WHAT YOU WILL DO: An exact reproduction of the listing, minus the pictures, is the required output.

DATA EXTRACT:
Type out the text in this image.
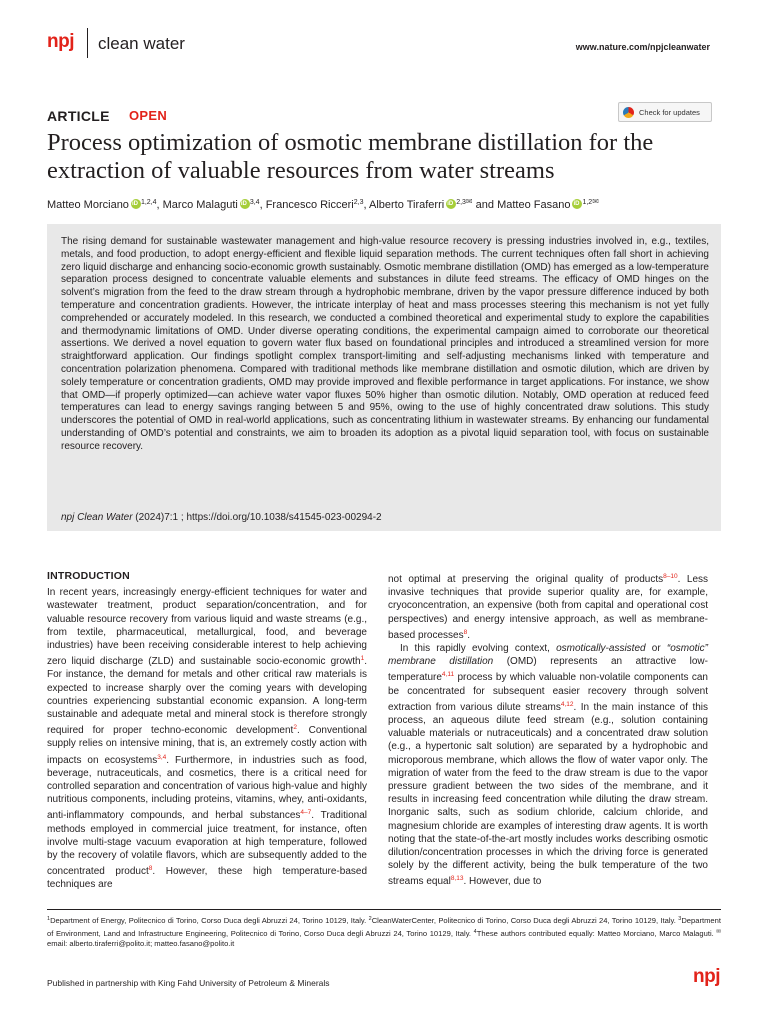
npj clean water	www.nature.com/npjcleanwater
ARTICLE OPEN	Check for updates
Process optimization of osmotic membrane distillation for the extraction of valuable resources from water streams
Matteo Morciano iD $^{1,2,4}$, Marco Malaguti iD $^{3,4}$, Francesco Ricceri$^{2,3}$, Alberto Tiraferri iD $^{2,3✉}$ and Matteo Fasano iD $^{1,2✉}$
The rising demand for sustainable wastewater management and high-value resource recovery is pressing industries involved in, e.g., textiles, metals, and food production, to adopt energy-efficient and flexible liquid separation methods. The current techniques often fall short in achieving zero liquid discharge and enhancing socio-economic growth sustainably. Osmotic membrane distillation (OMD) has emerged as a low-temperature separation process designed to concentrate valuable elements and substances in dilute feed streams. The efficacy of OMD hinges on the solvent’s migration from the feed to the draw stream through a hydrophobic membrane, driven by the vapor pressure difference induced by both temperature and concentration gradients. However, the intricate interplay of heat and mass processes steering this mechanism is not yet fully comprehended or accurately modeled. In this research, we conducted a combined theoretical and experimental study to explore the capabilities and thermodynamic limitations of OMD. Under diverse operating conditions, the experimental campaign aimed to corroborate our theoretical assertions. We derived a novel equation to govern water flux based on foundational principles and introduced a streamlined version for more straightforward application. Our findings spotlight complex transport-limiting and self-adjusting mechanisms linked with temperature and concentration polarization phenomena. Compared with traditional methods like membrane distillation and osmotic dilution, which are driven by solely temperature or concentration gradients, OMD may provide improved and flexible performance in target applications. For instance, we show that OMD—if properly optimized—can achieve water vapor fluxes 50% higher than osmotic dilution. Notably, OMD operation at reduced feed temperatures can lead to energy savings ranging between 5 and 95%, owing to the use of highly concentrated draw solutions. This study underscores the potential of OMD in real-world applications, such as concentrating lithium in wastewater streams. By enhancing our fundamental understanding of OMD’s potential and constraints, we aim to broaden its adoption as a pivotal liquid separation tool, with focus on sustainable resource recovery.
npj Clean Water (2024)7:1 ; https://doi.org/10.1038/s41545-023-00294-2
INTRODUCTION

In recent years, increasingly energy-efficient techniques for water and wastewater treatment, product separation/concentration, and for valuable resource recovery from various liquid and waste streams (e.g., from textile, pharmaceutical, metallurgical, food, and beverage industries) have been receiving considerable interest to help achieving zero liquid discharge (ZLD) and sustainable socio-economic growth$^1$. For instance, the demand for metals and other critical raw materials is expected to increase sharply over the coming years with developing countries experiencing substantial economic expansion. A long-term sustainable and adequate metal and mineral stock is therefore strongly required for proper techno-economic development$^2$. Conventional supply relies on intensive mining, that is, an extremely costly action with impacts on ecosystems$^{3,4}$. Furthermore, in industries such as food, beverage, nutraceuticals, and cosmetics, there is a critical need for controlled separation and concentration of various high-value and highly nutritious components, including proteins, vitamins, whey, anti-oxidants, anti-inflammatory compounds, and herbal substances$^{4-7}$. Traditional methods employed in commercial juice treatment, for instance, often involve multi-stage vacuum evaporation at high temperature, followed by the recovery of volatile flavors, which are subsequently added to the concentrated product$^8$. However, these high temperature-based techniques are

not optimal at preserving the original quality of products$^{8-10}$. Less invasive techniques that provide superior quality are, for example, cryoconcentration, an expensive (both from capital and operational cost perspectives) and energy intensive approach, as well as membrane-based processes$^8$.

In this rapidly evolving context, osmotically-assisted or “osmotic” membrane distillation (OMD) represents an attractive low-temperature$^{4,11}$ process by which valuable non-volatile components can be concentrated for subsequent easier recovery through solvent extraction from various dilute streams$^{4,12}$. In the main instance of this process, an aqueous dilute feed stream (e.g., solution containing valuable materials or nutraceuticals) and a concentrated draw solution (e.g., a hypertonic salt solution) are separated by a hydrophobic and microporous membrane, which allows the flow of water vapor only. The migration of water from the feed to the draw stream is due to the vapor pressure gradient between the two sides of the membrane, and it results in increasing feed concentration while diluting the draw stream. Inorganic salts, such as sodium chloride, calcium chloride, and magnesium chloride are examples of interesting draw agents. It is worth noting that the state-of-the-art mostly includes works describing osmotic dilution/concentration processes in which the driving force is generated solely by the different activity, being the bulk temperature of the two streams equal$^{8,13}$. However, due to

$^1$Department of Energy, Politecnico di Torino, Corso Duca degli Abruzzi 24, Torino 10129, Italy. $^2$CleanWaterCenter, Politecnico di Torino, Corso Duca degli Abruzzi 24, Torino 10129, Italy. $^3$Department of Environment, Land and Infrastructure Engineering, Politecnico di Torino, Corso Duca degli Abruzzi 24, Torino 10129, Italy. $^4$These authors contributed equally: Matteo Morciano, Marco Malaguti. ✉email: alberto.tiraferri@polito.it; matteo.fasano@polito.it
Published in partnership with King Fahd University of Petroleum & Minerals	npj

YOUR SOLUTION:
Type out the text in this image.
npj clean water	www.nature.com/npjcleanwater
ARTICLE OPEN	Check for updates
Process optimization of osmotic membrane distillation for the extraction of valuable resources from water streams
Matteo Morciano iD $^{1,2,4}$, Marco Malaguti iD $^{3,4}$, Francesco Ricceri$^{2,3}$, Alberto Tiraferri iD $^{2,3✉}$ and Matteo Fasano iD $^{1,2✉}$
The rising demand for sustainable wastewater management and high-value resource recovery is pressing industries involved in, e.g., textiles, metals, and food production, to adopt energy-efficient and flexible liquid separation methods. The current techniques often fall short in achieving zero liquid discharge and enhancing socio-economic growth sustainably. Osmotic membrane distillation (OMD) has emerged as a low-temperature separation process designed to concentrate valuable elements and substances in dilute feed streams. The efficacy of OMD hinges on the solvent’s migration from the feed to the draw stream through a hydrophobic membrane, driven by the vapor pressure difference induced by both temperature and concentration gradients. However, the intricate interplay of heat and mass processes steering this mechanism is not yet fully comprehended or accurately modeled. In this research, we conducted a combined theoretical and experimental study to explore the capabilities and thermodynamic limitations of OMD. Under diverse operating conditions, the experimental campaign aimed to corroborate our theoretical assertions. We derived a novel equation to govern water flux based on foundational principles and introduced a streamlined version for more straightforward application. Our findings spotlight complex transport-limiting and self-adjusting mechanisms linked with temperature and concentration polarization phenomena. Compared with traditional methods like membrane distillation and osmotic dilution, which are driven by solely temperature or concentration gradients, OMD may provide improved and flexible performance in target applications. For instance, we show that OMD—if properly optimized—can achieve water vapor fluxes 50% higher than osmotic dilution. Notably, OMD operation at reduced feed temperatures can lead to energy savings ranging between 5 and 95%, owing to the use of highly concentrated draw solutions. This study underscores the potential of OMD in real-world applications, such as concentrating lithium in wastewater streams. By enhancing our fundamental understanding of OMD’s potential and constraints, we aim to broaden its adoption as a pivotal liquid separation tool, with focus on sustainable resource recovery.
npj Clean Water (2024)7:1 ; https://doi.org/10.1038/s41545-023-00294-2
INTRODUCTION

In recent years, increasingly energy-efficient techniques for water and wastewater treatment, product separation/concentration, and for valuable resource recovery from various liquid and waste streams (e.g., from textile, pharmaceutical, metallurgical, food, and beverage industries) have been receiving considerable interest to help achieving zero liquid discharge (ZLD) and sustainable socio-economic growth$^1$. For instance, the demand for metals and other critical raw materials is expected to increase sharply over the coming years with developing countries experiencing substantial economic expansion. A long-term sustainable and adequate metal and mineral stock is therefore strongly required for proper techno-economic development$^2$. Conventional supply relies on intensive mining, that is, an extremely costly action with impacts on ecosystems$^{3,4}$. Furthermore, in industries such as food, beverage, nutraceuticals, and cosmetics, there is a critical need for controlled separation and concentration of various high-value and highly nutritious components, including proteins, vitamins, whey, anti-oxidants, anti-inflammatory compounds, and herbal substances$^{4-7}$. Traditional methods employed in commercial juice treatment, for instance, often involve multi-stage vacuum evaporation at high temperature, followed by the recovery of volatile flavors, which are subsequently added to the concentrated product$^8$. However, these high temperature-based techniques are

not optimal at preserving the original quality of products$^{8-10}$. Less invasive techniques that provide superior quality are, for example, cryoconcentration, an expensive (both from capital and operational cost perspectives) and energy intensive approach, as well as membrane-based processes$^8$.

In this rapidly evolving context, osmotically-assisted or “osmotic” membrane distillation (OMD) represents an attractive low-temperature$^{4,11}$ process by which valuable non-volatile components can be concentrated for subsequent easier recovery through solvent extraction from various dilute streams$^{4,12}$. In the main instance of this process, an aqueous dilute feed stream (e.g., solution containing valuable materials or nutraceuticals) and a concentrated draw solution (e.g., a hypertonic salt solution) are separated by a hydrophobic and microporous membrane, which allows the flow of water vapor only. The migration of water from the feed to the draw stream is due to the vapor pressure gradient between the two sides of the membrane, and it results in increasing feed concentration while diluting the draw stream. Inorganic salts, such as sodium chloride, calcium chloride, and magnesium chloride are examples of interesting draw agents. It is worth noting that the state-of-the-art mostly includes works describing osmotic dilution/concentration processes in which the driving force is generated solely by the different activity, being the bulk temperature of the two streams equal$^{8,13}$. However, due to

$^1$Department of Energy, Politecnico di Torino, Corso Duca degli Abruzzi 24, Torino 10129, Italy. $^2$CleanWaterCenter, Politecnico di Torino, Corso Duca degli Abruzzi 24, Torino 10129, Italy. $^3$Department of Environment, Land and Infrastructure Engineering, Politecnico di Torino, Corso Duca degli Abruzzi 24, Torino 10129, Italy. $^4$These authors contributed equally: Matteo Morciano, Marco Malaguti. ✉email: alberto.tiraferri@polito.it; matteo.fasano@polito.it
Published in partnership with King Fahd University of Petroleum & Minerals	npj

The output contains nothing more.